### [WHAT THE TASK ASKS]
Without the pictures, copy all the entries below exactly.

### [SOURCE RECORDS]

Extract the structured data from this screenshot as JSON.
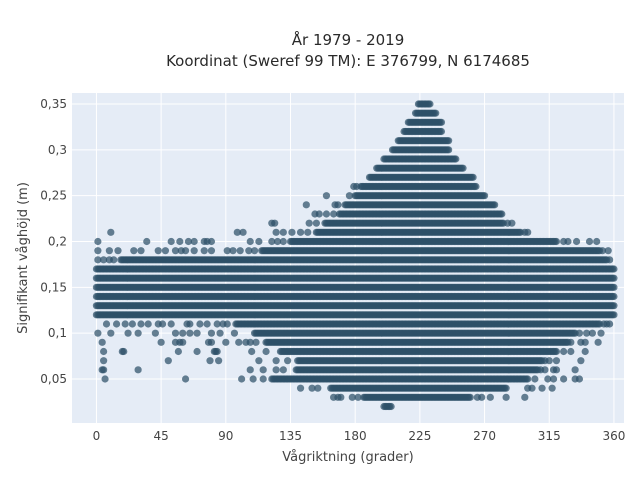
{
  "chart_data": {
    "type": "scatter",
    "title": "År 1979 - 2019",
    "subtitle": "Koordinat (Sweref 99 TM): E 376799, N 6174685",
    "xlabel": "Vågriktning (grader)",
    "ylabel": "Signifikant våghöjd (m)",
    "xlim": [
      -17,
      367
    ],
    "ylim": [
      0.002,
      0.362
    ],
    "x_ticks": [
      0,
      45,
      90,
      135,
      180,
      225,
      270,
      315,
      360
    ],
    "x_tick_labels": [
      "0",
      "45",
      "90",
      "135",
      "180",
      "225",
      "270",
      "315",
      "360"
    ],
    "y_ticks": [
      0.05,
      0.1,
      0.15,
      0.2,
      0.25,
      0.3,
      0.35
    ],
    "y_tick_labels": [
      "0,05",
      "0,1",
      "0,15",
      "0,2",
      "0,25",
      "0,3",
      "0,35"
    ],
    "grid": true,
    "legend": "none",
    "marker_color": "#2e5068",
    "background_color": "#e5ecf6",
    "value_step": 0.01,
    "direction_step": 1,
    "bands": [
      {
        "y": 0.02,
        "segments": [
          [
            200,
            205
          ]
        ]
      },
      {
        "y": 0.03,
        "segments": [
          [
            186,
            260
          ]
        ],
        "sparse": [
          165,
          168,
          170,
          178,
          182,
          265,
          268,
          274,
          285,
          298
        ]
      },
      {
        "y": 0.04,
        "segments": [
          [
            163,
            285
          ]
        ],
        "sparse": [
          142,
          150,
          154,
          300,
          303,
          310,
          317
        ]
      },
      {
        "y": 0.05,
        "segments": [
          [
            122,
            300
          ]
        ],
        "sparse": [
          6,
          62,
          101,
          109,
          116,
          305,
          314,
          318,
          325,
          333,
          336
        ]
      },
      {
        "y": 0.06,
        "segments": [
          [
            139,
            307
          ]
        ],
        "sparse": [
          4,
          5,
          29,
          107,
          116,
          125,
          130,
          309,
          312,
          318,
          320,
          333
        ]
      },
      {
        "y": 0.07,
        "segments": [
          [
            140,
            310
          ]
        ],
        "sparse": [
          5,
          50,
          79,
          85,
          113,
          125,
          133,
          312,
          315,
          320,
          337
        ]
      },
      {
        "y": 0.08,
        "segments": [
          [
            128,
            320
          ]
        ],
        "sparse": [
          5,
          18,
          19,
          57,
          70,
          82,
          83,
          84,
          108,
          118,
          325,
          330,
          340
        ]
      },
      {
        "y": 0.09,
        "segments": [
          [
            118,
            328
          ]
        ],
        "sparse": [
          4,
          45,
          55,
          58,
          60,
          78,
          80,
          90,
          99,
          104,
          107,
          111,
          330,
          337,
          340,
          349
        ]
      },
      {
        "y": 0.1,
        "segments": [
          [
            110,
            333
          ]
        ],
        "sparse": [
          1,
          10,
          22,
          29,
          41,
          55,
          60,
          65,
          70,
          80,
          86,
          96,
          336,
          341,
          345,
          351
        ]
      },
      {
        "y": 0.11,
        "segments": [
          [
            97,
            350
          ]
        ],
        "sparse": [
          7,
          14,
          20,
          25,
          31,
          36,
          43,
          46,
          52,
          63,
          65,
          72,
          77,
          84,
          88,
          91,
          353,
          355,
          357
        ]
      },
      {
        "y": 0.12,
        "segments": [
          [
            0,
            360
          ]
        ]
      },
      {
        "y": 0.13,
        "segments": [
          [
            0,
            360
          ]
        ]
      },
      {
        "y": 0.14,
        "segments": [
          [
            0,
            360
          ]
        ]
      },
      {
        "y": 0.15,
        "segments": [
          [
            0,
            360
          ]
        ]
      },
      {
        "y": 0.16,
        "segments": [
          [
            0,
            360
          ]
        ]
      },
      {
        "y": 0.17,
        "segments": [
          [
            0,
            360
          ]
        ]
      },
      {
        "y": 0.18,
        "segments": [
          [
            17,
            355
          ]
        ],
        "sparse": [
          1,
          5,
          9,
          12,
          357
        ]
      },
      {
        "y": 0.19,
        "segments": [
          [
            115,
            350
          ]
        ],
        "sparse": [
          1,
          9,
          15,
          26,
          31,
          43,
          48,
          55,
          59,
          62,
          68,
          75,
          80,
          91,
          95,
          100,
          106,
          110,
          352,
          356
        ]
      },
      {
        "y": 0.2,
        "segments": [
          [
            135,
            320
          ]
        ],
        "sparse": [
          1,
          35,
          52,
          58,
          64,
          68,
          75,
          77,
          80,
          107,
          113,
          122,
          126,
          130,
          325,
          328,
          334,
          343,
          348
        ]
      },
      {
        "y": 0.21,
        "segments": [
          [
            153,
            295
          ]
        ],
        "sparse": [
          10,
          98,
          102,
          125,
          130,
          136,
          142,
          147,
          298,
          300
        ]
      },
      {
        "y": 0.22,
        "segments": [
          [
            159,
            283
          ]
        ],
        "sparse": [
          122,
          124,
          148,
          153,
          286,
          289
        ]
      },
      {
        "y": 0.23,
        "segments": [
          [
            169,
            282
          ]
        ],
        "sparse": [
          152,
          155,
          160,
          165
        ]
      },
      {
        "y": 0.24,
        "segments": [
          [
            173,
            277
          ]
        ],
        "sparse": [
          146,
          166,
          168
        ]
      },
      {
        "y": 0.25,
        "segments": [
          [
            180,
            270
          ]
        ],
        "sparse": [
          160,
          176
        ]
      },
      {
        "y": 0.26,
        "segments": [
          [
            184,
            264
          ]
        ],
        "sparse": [
          179,
          181
        ]
      },
      {
        "y": 0.27,
        "segments": [
          [
            190,
            262
          ]
        ]
      },
      {
        "y": 0.28,
        "segments": [
          [
            195,
            255
          ]
        ]
      },
      {
        "y": 0.29,
        "segments": [
          [
            200,
            250
          ]
        ]
      },
      {
        "y": 0.3,
        "segments": [
          [
            206,
            245
          ]
        ]
      },
      {
        "y": 0.31,
        "segments": [
          [
            210,
            245
          ]
        ]
      },
      {
        "y": 0.32,
        "segments": [
          [
            214,
            240
          ]
        ]
      },
      {
        "y": 0.33,
        "segments": [
          [
            217,
            240
          ]
        ]
      },
      {
        "y": 0.34,
        "segments": [
          [
            222,
            236
          ]
        ]
      },
      {
        "y": 0.35,
        "segments": [
          [
            224,
            232
          ]
        ]
      }
    ]
  }
}
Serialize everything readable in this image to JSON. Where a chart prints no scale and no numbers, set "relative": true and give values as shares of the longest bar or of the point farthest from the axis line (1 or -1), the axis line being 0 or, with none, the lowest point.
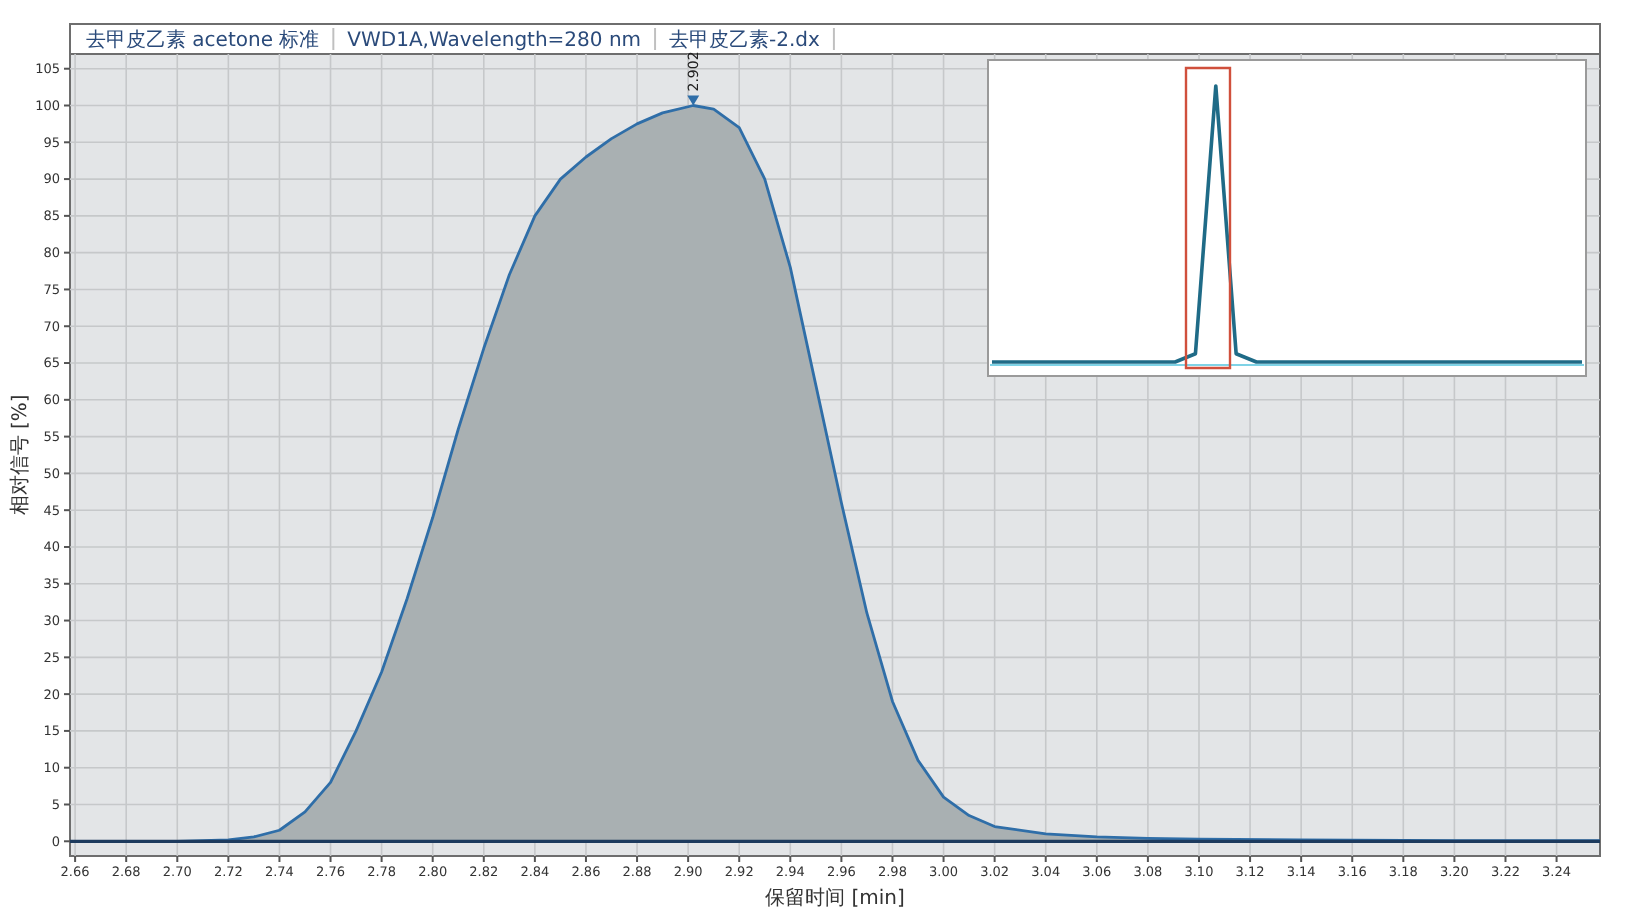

### [RESULT OF THIS TASK]
Extract the structured data from this screenshot as JSON.
{
  "chart_data": {
    "type": "scatter",
    "title": "År 1979 - 2019",
    "subtitle": "Koordinat (Sweref 99 TM): E 376799, N 6174685",
    "xlabel": "Vågriktning (grader)",
    "ylabel": "Signifikant våghöjd (m)",
    "xlim": [
      -17,
      367
    ],
    "ylim": [
      0.002,
      0.362
    ],
    "x_ticks": [
      0,
      45,
      90,
      135,
      180,
      225,
      270,
      315,
      360
    ],
    "x_tick_labels": [
      "0",
      "45",
      "90",
      "135",
      "180",
      "225",
      "270",
      "315",
      "360"
    ],
    "y_ticks": [
      0.05,
      0.1,
      0.15,
      0.2,
      0.25,
      0.3,
      0.35
    ],
    "y_tick_labels": [
      "0,05",
      "0,1",
      "0,15",
      "0,2",
      "0,25",
      "0,3",
      "0,35"
    ],
    "grid": true,
    "legend": "none",
    "marker_color": "#2e5068",
    "background_color": "#e5ecf6",
    "value_step": 0.01,
    "direction_step": 1,
    "bands": [
      {
        "y": 0.02,
        "segments": [
          [
            200,
            205
          ]
        ]
      },
      {
        "y": 0.03,
        "segments": [
          [
            186,
            260
          ]
        ],
        "sparse": [
          165,
          168,
          170,
          178,
          182,
          265,
          268,
          274,
          285,
          298
        ]
      },
      {
        "y": 0.04,
        "segments": [
          [
            163,
            285
          ]
        ],
        "sparse": [
          142,
          150,
          154,
          300,
          303,
          310,
          317
        ]
      },
      {
        "y": 0.05,
        "segments": [
          [
            122,
            300
          ]
        ],
        "sparse": [
          6,
          62,
          101,
          109,
          116,
          305,
          314,
          318,
          325,
          333,
          336
        ]
      },
      {
        "y": 0.06,
        "segments": [
          [
            139,
            307
          ]
        ],
        "sparse": [
          4,
          5,
          29,
          107,
          116,
          125,
          130,
          309,
          312,
          318,
          320,
          333
        ]
      },
      {
        "y": 0.07,
        "segments": [
          [
            140,
            310
          ]
        ],
        "sparse": [
          5,
          50,
          79,
          85,
          113,
          125,
          133,
          312,
          315,
          320,
          337
        ]
      },
      {
        "y": 0.08,
        "segments": [
          [
            128,
            320
          ]
        ],
        "sparse": [
          5,
          18,
          19,
          57,
          70,
          82,
          83,
          84,
          108,
          118,
          325,
          330,
          340
        ]
      },
      {
        "y": 0.09,
        "segments": [
          [
            118,
            328
          ]
        ],
        "sparse": [
          4,
          45,
          55,
          58,
          60,
          78,
          80,
          90,
          99,
          104,
          107,
          111,
          330,
          337,
          340,
          349
        ]
      },
      {
        "y": 0.1,
        "segments": [
          [
            110,
            333
          ]
        ],
        "sparse": [
          1,
          10,
          22,
          29,
          41,
          55,
          60,
          65,
          70,
          80,
          86,
          96,
          336,
          341,
          345,
          351
        ]
      },
      {
        "y": 0.11,
        "segments": [
          [
            97,
            350
          ]
        ],
        "sparse": [
          7,
          14,
          20,
          25,
          31,
          36,
          43,
          46,
          52,
          63,
          65,
          72,
          77,
          84,
          88,
          91,
          353,
          355,
          357
        ]
      },
      {
        "y": 0.12,
        "segments": [
          [
            0,
            360
          ]
        ]
      },
      {
        "y": 0.13,
        "segments": [
          [
            0,
            360
          ]
        ]
      },
      {
        "y": 0.14,
        "segments": [
          [
            0,
            360
          ]
        ]
      },
      {
        "y": 0.15,
        "segments": [
          [
            0,
            360
          ]
        ]
      },
      {
        "y": 0.16,
        "segments": [
          [
            0,
            360
          ]
        ]
      },
      {
        "y": 0.17,
        "segments": [
          [
            0,
            360
          ]
        ]
      },
      {
        "y": 0.18,
        "segments": [
          [
            17,
            355
          ]
        ],
        "sparse": [
          1,
          5,
          9,
          12,
          357
        ]
      },
      {
        "y": 0.19,
        "segments": [
          [
            115,
            350
          ]
        ],
        "sparse": [
          1,
          9,
          15,
          26,
          31,
          43,
          48,
          55,
          59,
          62,
          68,
          75,
          80,
          91,
          95,
          100,
          106,
          110,
          352,
          356
        ]
      },
      {
        "y": 0.2,
        "segments": [
          [
            135,
            320
          ]
        ],
        "sparse": [
          1,
          35,
          52,
          58,
          64,
          68,
          75,
          77,
          80,
          107,
          113,
          122,
          126,
          130,
          325,
          328,
          334,
          343,
          348
        ]
      },
      {
        "y": 0.21,
        "segments": [
          [
            153,
            295
          ]
        ],
        "sparse": [
          10,
          98,
          102,
          125,
          130,
          136,
          142,
          147,
          298,
          300
        ]
      },
      {
        "y": 0.22,
        "segments": [
          [
            159,
            283
          ]
        ],
        "sparse": [
          122,
          124,
          148,
          153,
          286,
          289
        ]
      },
      {
        "y": 0.23,
        "segments": [
          [
            169,
            282
          ]
        ],
        "sparse": [
          152,
          155,
          160,
          165
        ]
      },
      {
        "y": 0.24,
        "segments": [
          [
            173,
            277
          ]
        ],
        "sparse": [
          146,
          166,
          168
        ]
      },
      {
        "y": 0.25,
        "segments": [
          [
            180,
            270
          ]
        ],
        "sparse": [
          160,
          176
        ]
      },
      {
        "y": 0.26,
        "segments": [
          [
            184,
            264
          ]
        ],
        "sparse": [
          179,
          181
        ]
      },
      {
        "y": 0.27,
        "segments": [
          [
            190,
            262
          ]
        ]
      },
      {
        "y": 0.28,
        "segments": [
          [
            195,
            255
          ]
        ]
      },
      {
        "y": 0.29,
        "segments": [
          [
            200,
            250
          ]
        ]
      },
      {
        "y": 0.3,
        "segments": [
          [
            206,
            245
          ]
        ]
      },
      {
        "y": 0.31,
        "segments": [
          [
            210,
            245
          ]
        ]
      },
      {
        "y": 0.32,
        "segments": [
          [
            214,
            240
          ]
        ]
      },
      {
        "y": 0.33,
        "segments": [
          [
            217,
            240
          ]
        ]
      },
      {
        "y": 0.34,
        "segments": [
          [
            222,
            236
          ]
        ]
      },
      {
        "y": 0.35,
        "segments": [
          [
            224,
            232
          ]
        ]
      }
    ]
  }
}
Serialize everything readable in this image to JSON. Where a chart prints no scale and no numbers, set "relative": true and give values as shares of the longest bar or of the point farthest from the axis line (1 or -1), the axis line being 0 or, with none, the lowest point.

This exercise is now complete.